== Given text ==
Member of the Supreme Advisory Council of the Republic of Indonesia
- In office 1983–1988
- President: Soeharto
- Vice President: Umar Wirahadikusumah
- Chairman: Maraden Panggabean

Rector of Jayabaya University
- In office 1962–1988
- Preceded by: A. A. Hakim
- Succeeded by: Achjani Atmakusuma

Personal details
- Born: Muslim September 10, 1934 Sigli, Pidie Regency, Aceh
- Died: November 23, 1999 (aged 65) Jakarta
- Spouse: ; Yuyun Hindun ​(m. 1963⁠–⁠1999)​
- Children: 16
- Parents: Haji Sidi Mohammad Tahir (father); Nurcahya (mother);
- Education: Jayabaya University (law degree, 1965); Padjadjaran University (bachelor's degree, 1968); Padjadjaran University (doctor of science, 1979);
- Occupation: Academician; businessperson; lecturer;
- Known for: Founder of Jayabaya University

= Moeslim Taher =

Moeslim Taher, S.H. (also written Muslim Taher, مسلم طاهر, /ar/; September 10, 1934 – November 23, 1999) was an Indonesian educator who founded Jayabaya University on October 5, 1958. Taher was later appointed become 2nd rector of Jayabaya University for the period 1962–1988 replacing Prof. Mr. S. A. Hakim as first rector. In addition, Taher was appointed by Soeharto as the Supreme Advisory Council of the Republic of Indonesia from 1983 to 1988.

==Biography==
===Early life===
Sidi Moeslim bin Mohammad Taher was born in Sigli, Pidie Regency, Aceh as the fourth of seven children from a family of Arab-Minangkabau origin. His last name Taher (طاهر; /ar/) is one of the Ba 'Alawi sada clans of Hadhrami Arab in Indonesia. His father was named Haji Sidi Mohammad Tahir who was a retired head of the pawnshop, while his mother was a Minangkabau woman named Nurcahya. In the Minangkabau custom, the honoric prefix Sidi in front of its name is an abbreviation of the Arabic word Sayyidi (سيدي; "milord"). This title came from Pariaman, West Sumatra and was given to the son of an ulama who was still a descendant of the Islamic prophet Muhammad who spread Islam in Pariaman and its surroundings.

===Education===
Moeslim Taher began his education at the elementary school level in Sigli and graduated in 1947. He then continued his junior and senior high school education in Padang and graduated in 1957. He obtained a law degree from the university he led, Jayabaya University in 1965. Three years later, he earned a bachelor's degree from the Faculty of Social and Politics, Padjadjaran University (Unpad). In Unpad he also became an extraordinary lecturer in 1978 and a year later earned a doctorate with cum laude.

===Personal life===
During his life, Moeslim Taher was married five times. His first marriage was with a woman of Hadhrami Arab descent named Nurtini binti Sjahboedin in 1962. From his marriage to Nurtini, Taher obtained a child named Agustian Putrajaya (born on August 30, 1963). In 1963, Taher remarried Yuyun Hindun. From his second marriage, he had seven children, including Mustar, Mulia, Rachmat, Yulia, Kurnia, Sartika, and Citasari.

== Input rows ==
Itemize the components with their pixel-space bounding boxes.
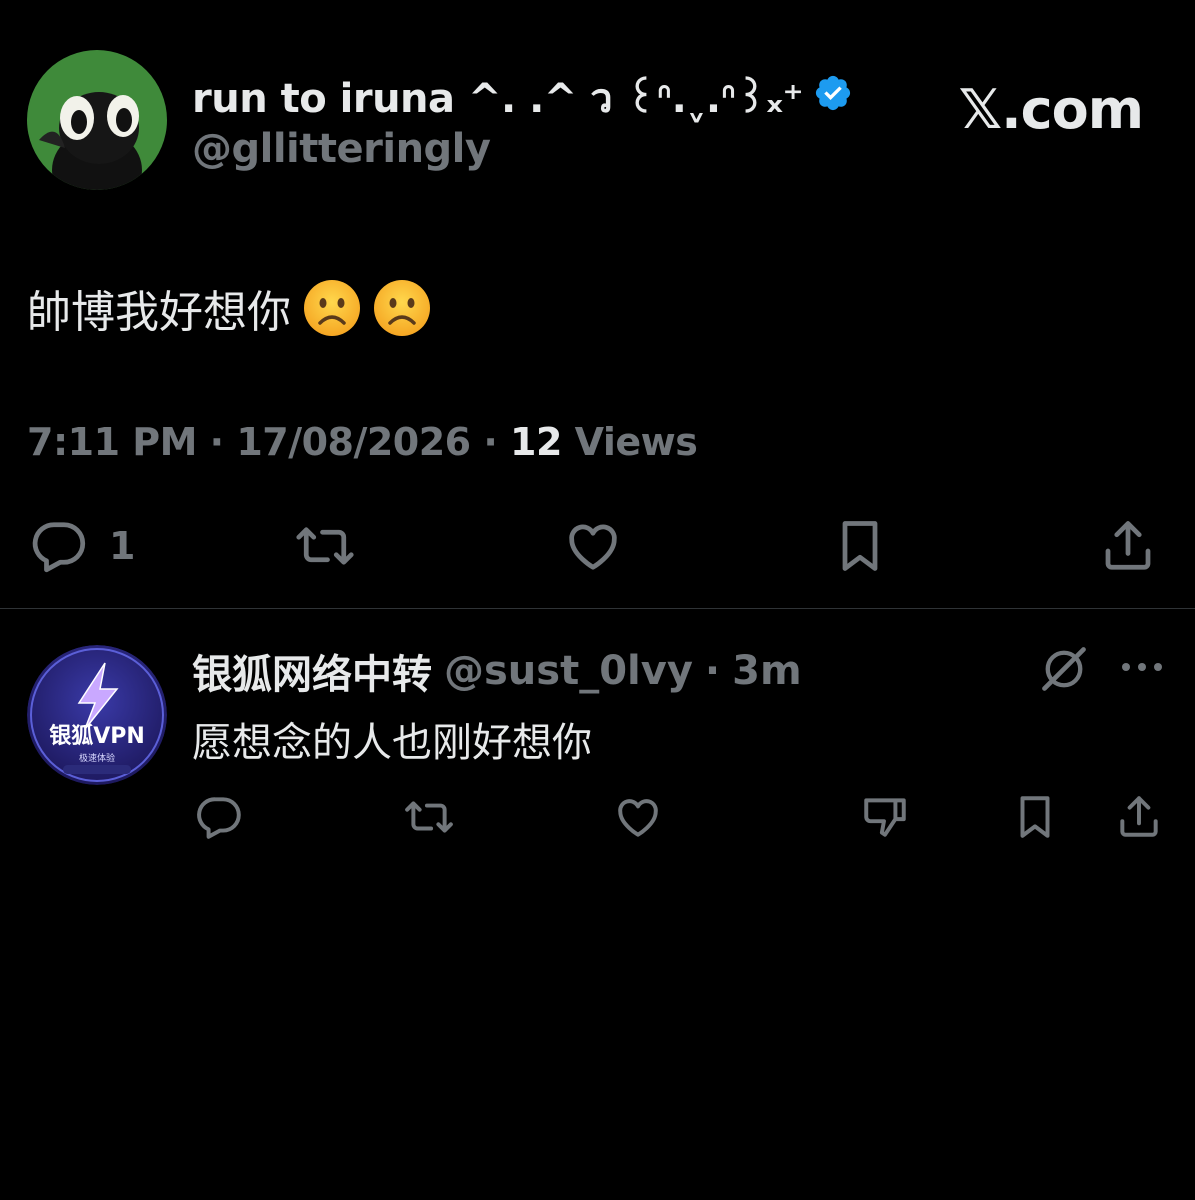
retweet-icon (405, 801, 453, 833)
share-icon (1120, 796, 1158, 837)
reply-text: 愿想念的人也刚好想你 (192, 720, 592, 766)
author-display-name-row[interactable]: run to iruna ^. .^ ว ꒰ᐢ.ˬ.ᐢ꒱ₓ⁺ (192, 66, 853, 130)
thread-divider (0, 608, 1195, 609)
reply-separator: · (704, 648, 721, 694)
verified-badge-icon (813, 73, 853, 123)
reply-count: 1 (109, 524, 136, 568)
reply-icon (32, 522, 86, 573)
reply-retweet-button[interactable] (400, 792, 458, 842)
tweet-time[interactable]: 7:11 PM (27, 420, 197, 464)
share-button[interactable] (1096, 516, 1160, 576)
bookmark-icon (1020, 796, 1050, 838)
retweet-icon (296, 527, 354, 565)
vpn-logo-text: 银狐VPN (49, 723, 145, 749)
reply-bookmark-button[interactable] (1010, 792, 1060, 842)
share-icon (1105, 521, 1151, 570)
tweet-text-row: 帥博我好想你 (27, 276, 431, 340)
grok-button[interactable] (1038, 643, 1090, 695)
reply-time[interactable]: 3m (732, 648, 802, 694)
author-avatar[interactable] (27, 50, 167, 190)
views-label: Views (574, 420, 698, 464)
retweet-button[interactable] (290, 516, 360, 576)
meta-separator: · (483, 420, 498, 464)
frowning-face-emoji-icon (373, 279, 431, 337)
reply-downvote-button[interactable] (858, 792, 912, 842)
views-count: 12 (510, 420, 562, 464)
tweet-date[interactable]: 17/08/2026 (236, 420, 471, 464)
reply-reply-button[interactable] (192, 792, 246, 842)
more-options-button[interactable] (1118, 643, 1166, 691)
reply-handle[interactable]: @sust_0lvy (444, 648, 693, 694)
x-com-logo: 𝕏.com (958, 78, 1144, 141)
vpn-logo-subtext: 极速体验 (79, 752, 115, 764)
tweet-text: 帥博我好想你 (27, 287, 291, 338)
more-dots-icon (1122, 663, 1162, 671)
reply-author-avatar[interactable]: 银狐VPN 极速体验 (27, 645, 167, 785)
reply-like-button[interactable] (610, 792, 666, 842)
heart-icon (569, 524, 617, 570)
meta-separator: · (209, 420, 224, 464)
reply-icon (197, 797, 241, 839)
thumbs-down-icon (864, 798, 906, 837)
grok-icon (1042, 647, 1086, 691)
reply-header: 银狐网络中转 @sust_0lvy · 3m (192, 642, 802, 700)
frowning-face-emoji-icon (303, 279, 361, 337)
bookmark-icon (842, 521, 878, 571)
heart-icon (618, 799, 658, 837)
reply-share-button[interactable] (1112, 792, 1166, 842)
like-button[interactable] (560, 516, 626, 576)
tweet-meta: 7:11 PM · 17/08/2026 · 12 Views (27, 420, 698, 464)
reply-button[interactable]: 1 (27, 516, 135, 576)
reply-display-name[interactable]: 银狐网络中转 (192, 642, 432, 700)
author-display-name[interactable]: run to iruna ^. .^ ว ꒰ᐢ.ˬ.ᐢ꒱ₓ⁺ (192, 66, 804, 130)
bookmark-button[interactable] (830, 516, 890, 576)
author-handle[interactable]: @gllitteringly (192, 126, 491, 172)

* * *

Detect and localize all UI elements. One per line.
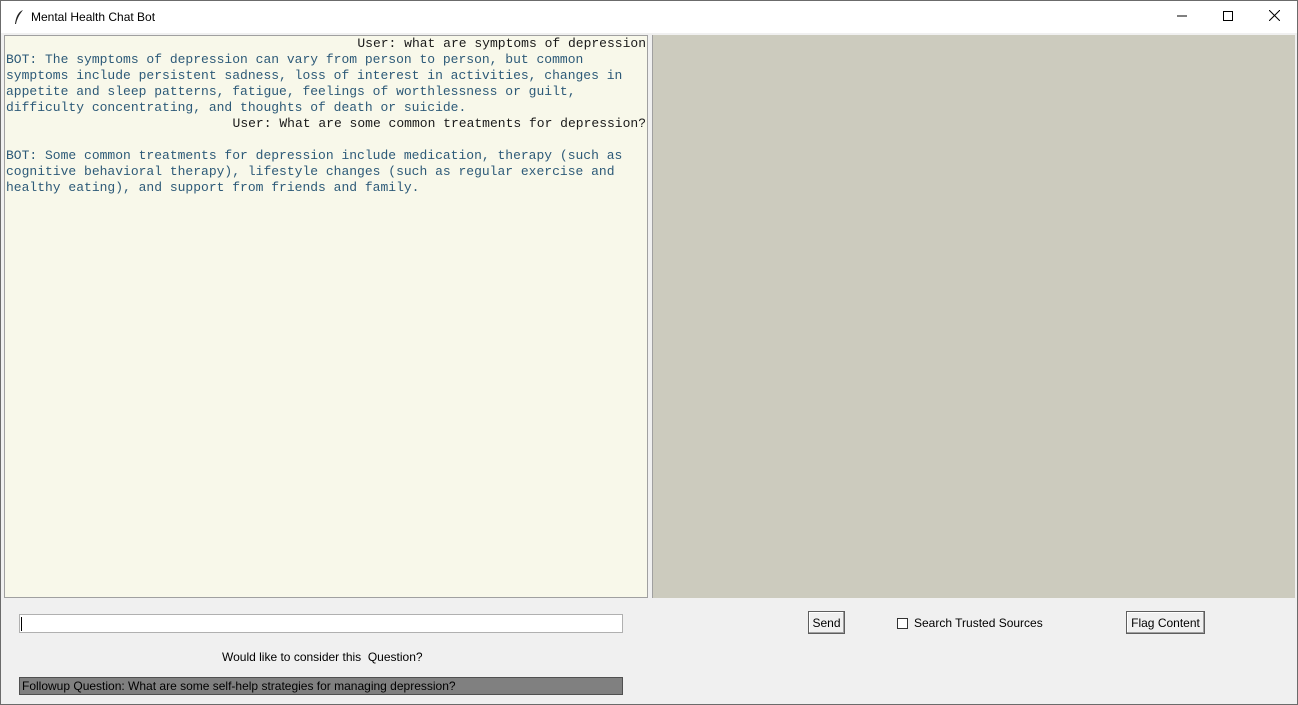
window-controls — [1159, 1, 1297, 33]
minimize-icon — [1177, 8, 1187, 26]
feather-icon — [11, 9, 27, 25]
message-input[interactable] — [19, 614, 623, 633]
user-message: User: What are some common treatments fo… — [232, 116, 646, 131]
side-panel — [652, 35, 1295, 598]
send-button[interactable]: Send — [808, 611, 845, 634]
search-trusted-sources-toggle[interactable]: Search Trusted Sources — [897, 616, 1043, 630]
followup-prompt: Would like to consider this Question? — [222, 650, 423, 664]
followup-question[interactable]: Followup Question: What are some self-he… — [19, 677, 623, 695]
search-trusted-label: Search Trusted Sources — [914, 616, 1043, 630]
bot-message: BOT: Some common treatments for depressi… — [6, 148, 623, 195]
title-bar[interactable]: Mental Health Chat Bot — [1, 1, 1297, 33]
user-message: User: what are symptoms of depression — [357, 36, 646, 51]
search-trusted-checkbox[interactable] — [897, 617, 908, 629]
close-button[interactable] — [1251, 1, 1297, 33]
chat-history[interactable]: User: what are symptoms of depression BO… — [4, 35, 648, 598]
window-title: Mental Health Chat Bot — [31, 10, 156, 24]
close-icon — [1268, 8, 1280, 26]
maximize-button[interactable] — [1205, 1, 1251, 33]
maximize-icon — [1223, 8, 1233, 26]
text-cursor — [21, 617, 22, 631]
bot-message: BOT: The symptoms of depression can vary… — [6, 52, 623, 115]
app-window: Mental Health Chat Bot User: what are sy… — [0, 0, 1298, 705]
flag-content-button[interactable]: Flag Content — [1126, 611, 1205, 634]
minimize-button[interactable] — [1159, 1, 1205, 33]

== Given instruction A ==
Answer these from the Moeslim Taher biography:
(i) On what date did Taher found Jayabaya University?
(ii) In which city did he finish his junior and senior high school education?
(iii) In what year was his first marriage?
== Given instruction B ==
Copy the records starting at the line that contains "window-controls — [1159, 1, 1297, 33]" and stopping after the line that contains "followup-question[interactable]: Followup Question: What".
The text and the records have nothing to do with each other.

== Full answer A ==
(i) October 5, 1958
(ii) Padang
(iii) 1962

== Full answer B ==
window-controls — [1159, 1, 1297, 33]
minimize-icon — [1177, 8, 1187, 26]
feather-icon — [11, 9, 27, 25]
message-input[interactable] — [19, 614, 623, 633]
user-message: User: What are some common treatments fo… — [232, 116, 646, 131]
side-panel — [652, 35, 1295, 598]
send-button[interactable]: Send — [808, 611, 845, 634]
search-trusted-sources-toggle[interactable]: Search Trusted Sources — [897, 616, 1043, 630]
followup-prompt: Would like to consider this Question? — [222, 650, 423, 664]
followup-question[interactable]: Followup Question: What are some self-he… — [19, 677, 623, 695]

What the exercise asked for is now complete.